**Job**
Copy out every one of the rows below, character for character, with no changes.

Collected data entries
⁂

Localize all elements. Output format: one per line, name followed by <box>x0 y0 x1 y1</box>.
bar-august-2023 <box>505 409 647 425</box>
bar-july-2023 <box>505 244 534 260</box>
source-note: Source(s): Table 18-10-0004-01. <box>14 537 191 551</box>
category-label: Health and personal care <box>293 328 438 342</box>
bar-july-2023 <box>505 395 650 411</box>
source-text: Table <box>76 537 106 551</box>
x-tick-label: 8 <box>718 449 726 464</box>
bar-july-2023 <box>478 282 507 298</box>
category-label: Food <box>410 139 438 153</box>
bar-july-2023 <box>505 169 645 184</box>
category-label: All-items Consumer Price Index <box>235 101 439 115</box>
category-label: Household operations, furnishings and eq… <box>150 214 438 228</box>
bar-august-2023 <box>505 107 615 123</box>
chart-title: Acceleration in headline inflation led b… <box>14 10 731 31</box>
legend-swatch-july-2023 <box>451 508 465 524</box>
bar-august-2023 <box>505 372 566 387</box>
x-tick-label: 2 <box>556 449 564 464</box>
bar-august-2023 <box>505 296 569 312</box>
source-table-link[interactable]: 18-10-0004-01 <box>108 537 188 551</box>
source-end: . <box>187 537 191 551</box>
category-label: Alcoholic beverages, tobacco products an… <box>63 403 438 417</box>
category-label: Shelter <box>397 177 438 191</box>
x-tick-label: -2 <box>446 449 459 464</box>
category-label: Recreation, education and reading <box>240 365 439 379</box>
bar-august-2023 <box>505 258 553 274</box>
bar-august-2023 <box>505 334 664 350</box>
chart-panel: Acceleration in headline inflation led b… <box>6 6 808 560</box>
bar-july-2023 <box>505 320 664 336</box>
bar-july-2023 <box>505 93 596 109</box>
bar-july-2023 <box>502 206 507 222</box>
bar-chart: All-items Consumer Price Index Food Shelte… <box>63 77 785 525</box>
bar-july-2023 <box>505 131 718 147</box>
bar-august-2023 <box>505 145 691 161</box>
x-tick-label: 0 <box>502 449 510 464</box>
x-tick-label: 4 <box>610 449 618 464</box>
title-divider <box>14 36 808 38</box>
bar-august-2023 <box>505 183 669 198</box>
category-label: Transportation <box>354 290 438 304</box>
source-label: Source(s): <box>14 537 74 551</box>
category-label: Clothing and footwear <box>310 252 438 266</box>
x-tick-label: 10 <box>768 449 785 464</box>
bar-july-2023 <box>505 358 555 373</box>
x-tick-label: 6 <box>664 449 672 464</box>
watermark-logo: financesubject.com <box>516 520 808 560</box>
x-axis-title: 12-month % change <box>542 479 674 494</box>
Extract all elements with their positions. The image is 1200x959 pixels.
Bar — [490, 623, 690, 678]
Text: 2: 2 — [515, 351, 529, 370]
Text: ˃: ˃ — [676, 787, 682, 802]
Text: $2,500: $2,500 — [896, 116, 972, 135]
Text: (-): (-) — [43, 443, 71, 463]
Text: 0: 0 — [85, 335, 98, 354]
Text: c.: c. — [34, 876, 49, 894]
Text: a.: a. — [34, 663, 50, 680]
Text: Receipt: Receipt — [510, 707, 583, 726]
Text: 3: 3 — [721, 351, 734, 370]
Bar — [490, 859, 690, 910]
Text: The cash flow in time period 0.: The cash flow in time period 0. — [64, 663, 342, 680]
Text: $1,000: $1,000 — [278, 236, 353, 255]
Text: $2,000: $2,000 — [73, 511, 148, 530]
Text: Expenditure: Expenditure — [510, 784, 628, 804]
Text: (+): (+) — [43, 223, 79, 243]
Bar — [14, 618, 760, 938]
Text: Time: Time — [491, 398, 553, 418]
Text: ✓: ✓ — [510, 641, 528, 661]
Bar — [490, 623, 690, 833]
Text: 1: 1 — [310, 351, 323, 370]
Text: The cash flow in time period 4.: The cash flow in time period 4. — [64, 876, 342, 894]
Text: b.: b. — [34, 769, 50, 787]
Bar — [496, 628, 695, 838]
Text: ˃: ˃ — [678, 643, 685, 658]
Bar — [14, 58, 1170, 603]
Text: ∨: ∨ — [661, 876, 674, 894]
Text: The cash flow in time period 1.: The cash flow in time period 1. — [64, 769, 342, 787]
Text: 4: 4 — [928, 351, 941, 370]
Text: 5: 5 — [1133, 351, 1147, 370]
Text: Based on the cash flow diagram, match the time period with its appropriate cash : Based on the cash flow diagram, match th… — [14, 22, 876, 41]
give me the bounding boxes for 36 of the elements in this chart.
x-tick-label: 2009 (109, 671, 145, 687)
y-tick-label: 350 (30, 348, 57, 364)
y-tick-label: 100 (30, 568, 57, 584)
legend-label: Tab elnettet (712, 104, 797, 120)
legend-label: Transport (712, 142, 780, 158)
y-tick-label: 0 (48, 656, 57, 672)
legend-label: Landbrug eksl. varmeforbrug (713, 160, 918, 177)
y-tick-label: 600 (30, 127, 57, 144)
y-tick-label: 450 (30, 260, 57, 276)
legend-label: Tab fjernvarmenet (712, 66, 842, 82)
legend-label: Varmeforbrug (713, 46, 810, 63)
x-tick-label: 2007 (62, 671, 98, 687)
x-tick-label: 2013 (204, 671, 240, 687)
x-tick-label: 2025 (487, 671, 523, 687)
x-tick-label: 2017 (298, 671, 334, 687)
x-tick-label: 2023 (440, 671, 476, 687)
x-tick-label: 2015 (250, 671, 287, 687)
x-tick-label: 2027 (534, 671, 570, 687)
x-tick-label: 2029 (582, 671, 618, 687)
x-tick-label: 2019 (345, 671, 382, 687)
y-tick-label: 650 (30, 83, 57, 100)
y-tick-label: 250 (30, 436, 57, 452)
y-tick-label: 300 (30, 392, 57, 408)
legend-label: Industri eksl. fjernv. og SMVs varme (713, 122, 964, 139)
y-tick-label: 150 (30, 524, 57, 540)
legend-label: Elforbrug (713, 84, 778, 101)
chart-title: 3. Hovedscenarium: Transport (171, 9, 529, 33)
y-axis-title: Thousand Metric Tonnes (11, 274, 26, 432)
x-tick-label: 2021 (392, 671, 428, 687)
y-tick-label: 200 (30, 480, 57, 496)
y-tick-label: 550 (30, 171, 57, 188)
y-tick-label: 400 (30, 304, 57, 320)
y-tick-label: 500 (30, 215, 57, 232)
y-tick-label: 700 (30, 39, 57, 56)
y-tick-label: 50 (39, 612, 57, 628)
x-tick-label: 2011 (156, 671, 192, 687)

⁂

**Output of the task**
Localize all elements. Output format: one per line, name followed by <box>x0 y0 x1 y1</box>.
bar-august-2023 <box>505 409 647 425</box>
bar-july-2023 <box>505 244 534 260</box>
source-note: Source(s): Table 18-10-0004-01. <box>14 537 191 551</box>
category-label: Health and personal care <box>293 328 438 342</box>
bar-july-2023 <box>505 395 650 411</box>
source-text: Table <box>76 537 106 551</box>
x-tick-label: 8 <box>718 449 726 464</box>
bar-july-2023 <box>478 282 507 298</box>
category-label: Food <box>410 139 438 153</box>
bar-july-2023 <box>505 169 645 184</box>
category-label: All-items Consumer Price Index <box>235 101 439 115</box>
category-label: Household operations, furnishings and eq… <box>150 214 438 228</box>
bar-august-2023 <box>505 107 615 123</box>
chart-title: Acceleration in headline inflation led b… <box>14 10 731 31</box>
legend-swatch-july-2023 <box>451 508 465 524</box>
bar-august-2023 <box>505 372 566 387</box>
x-tick-label: 2 <box>556 449 564 464</box>
bar-august-2023 <box>505 296 569 312</box>
source-table-link[interactable]: 18-10-0004-01 <box>108 537 188 551</box>
source-end: . <box>187 537 191 551</box>
category-label: Alcoholic beverages, tobacco products an… <box>63 403 438 417</box>
category-label: Shelter <box>397 177 438 191</box>
x-tick-label: -2 <box>446 449 459 464</box>
category-label: Recreation, education and reading <box>240 365 439 379</box>
bar-august-2023 <box>505 258 553 274</box>
bar-august-2023 <box>505 334 664 350</box>
chart-panel: Acceleration in headline inflation led b… <box>6 6 808 560</box>
bar-july-2023 <box>505 320 664 336</box>
bar-july-2023 <box>505 93 596 109</box>
bar-july-2023 <box>502 206 507 222</box>
bar-chart: All-items Consumer Price Index Food Shelte… <box>63 77 785 525</box>
bar-july-2023 <box>505 131 718 147</box>
bar-august-2023 <box>505 145 691 161</box>
x-tick-label: 0 <box>502 449 510 464</box>
x-tick-label: 4 <box>610 449 618 464</box>
title-divider <box>14 36 808 38</box>
bar-august-2023 <box>505 183 669 198</box>
category-label: Transportation <box>354 290 438 304</box>
source-label: Source(s): <box>14 537 74 551</box>
category-label: Clothing and footwear <box>310 252 438 266</box>
x-tick-label: 10 <box>768 449 785 464</box>
bar-july-2023 <box>505 358 555 373</box>
x-tick-label: 6 <box>664 449 672 464</box>
watermark-logo: financesubject.com <box>516 520 808 560</box>
x-axis-title: 12-month % change <box>542 479 674 494</box>
Extract all elements with their positions. The image is 1200x959 pixels.
Bar — [490, 623, 690, 678]
Text: 2: 2 — [515, 351, 529, 370]
Text: ˃: ˃ — [676, 787, 682, 802]
Text: $2,500: $2,500 — [896, 116, 972, 135]
Text: (-): (-) — [43, 443, 71, 463]
Text: 0: 0 — [85, 335, 98, 354]
Text: c.: c. — [34, 876, 49, 894]
Text: a.: a. — [34, 663, 50, 680]
Text: Receipt: Receipt — [510, 707, 583, 726]
Text: 3: 3 — [721, 351, 734, 370]
Bar — [490, 859, 690, 910]
Text: The cash flow in time period 0.: The cash flow in time period 0. — [64, 663, 342, 680]
Text: $1,000: $1,000 — [278, 236, 353, 255]
Text: $2,000: $2,000 — [73, 511, 148, 530]
Text: Expenditure: Expenditure — [510, 784, 628, 804]
Text: (+): (+) — [43, 223, 79, 243]
Bar — [14, 618, 760, 938]
Text: Time: Time — [491, 398, 553, 418]
Text: ✓: ✓ — [510, 641, 528, 661]
Bar — [490, 623, 690, 833]
Text: 1: 1 — [310, 351, 323, 370]
Text: The cash flow in time period 4.: The cash flow in time period 4. — [64, 876, 342, 894]
Text: b.: b. — [34, 769, 50, 787]
Bar — [496, 628, 695, 838]
Text: ˃: ˃ — [678, 643, 685, 658]
Bar — [14, 58, 1170, 603]
Text: ∨: ∨ — [661, 876, 674, 894]
Text: The cash flow in time period 1.: The cash flow in time period 1. — [64, 769, 342, 787]
Text: 4: 4 — [928, 351, 941, 370]
Text: 5: 5 — [1133, 351, 1147, 370]
Text: Based on the cash flow diagram, match the time period with its appropriate cash : Based on the cash flow diagram, match th… — [14, 22, 876, 41]
give me the bounding boxes for 36 of the elements in this chart.
x-tick-label: 2009 (109, 671, 145, 687)
y-tick-label: 350 (30, 348, 57, 364)
y-tick-label: 100 (30, 568, 57, 584)
legend-label: Tab elnettet (712, 104, 797, 120)
legend-label: Transport (712, 142, 780, 158)
y-tick-label: 0 (48, 656, 57, 672)
legend-label: Landbrug eksl. varmeforbrug (713, 160, 918, 177)
y-tick-label: 600 (30, 127, 57, 144)
y-tick-label: 450 (30, 260, 57, 276)
legend-label: Tab fjernvarmenet (712, 66, 842, 82)
legend-label: Varmeforbrug (713, 46, 810, 63)
x-tick-label: 2007 (62, 671, 98, 687)
x-tick-label: 2013 (204, 671, 240, 687)
x-tick-label: 2025 (487, 671, 523, 687)
x-tick-label: 2017 (298, 671, 334, 687)
x-tick-label: 2023 (440, 671, 476, 687)
x-tick-label: 2015 (250, 671, 287, 687)
x-tick-label: 2027 (534, 671, 570, 687)
x-tick-label: 2029 (582, 671, 618, 687)
x-tick-label: 2019 (345, 671, 382, 687)
y-tick-label: 650 (30, 83, 57, 100)
y-tick-label: 250 (30, 436, 57, 452)
y-tick-label: 300 (30, 392, 57, 408)
legend-label: Industri eksl. fjernv. og SMVs varme (713, 122, 964, 139)
y-tick-label: 150 (30, 524, 57, 540)
legend-label: Elforbrug (713, 84, 778, 101)
chart-title: 3. Hovedscenarium: Transport (171, 9, 529, 33)
y-axis-title: Thousand Metric Tonnes (11, 274, 26, 432)
x-tick-label: 2021 (392, 671, 428, 687)
y-tick-label: 200 (30, 480, 57, 496)
y-tick-label: 550 (30, 171, 57, 188)
y-tick-label: 400 (30, 304, 57, 320)
y-tick-label: 500 (30, 215, 57, 232)
y-tick-label: 700 (30, 39, 57, 56)
y-tick-label: 50 (39, 612, 57, 628)
x-tick-label: 2011 (156, 671, 192, 687)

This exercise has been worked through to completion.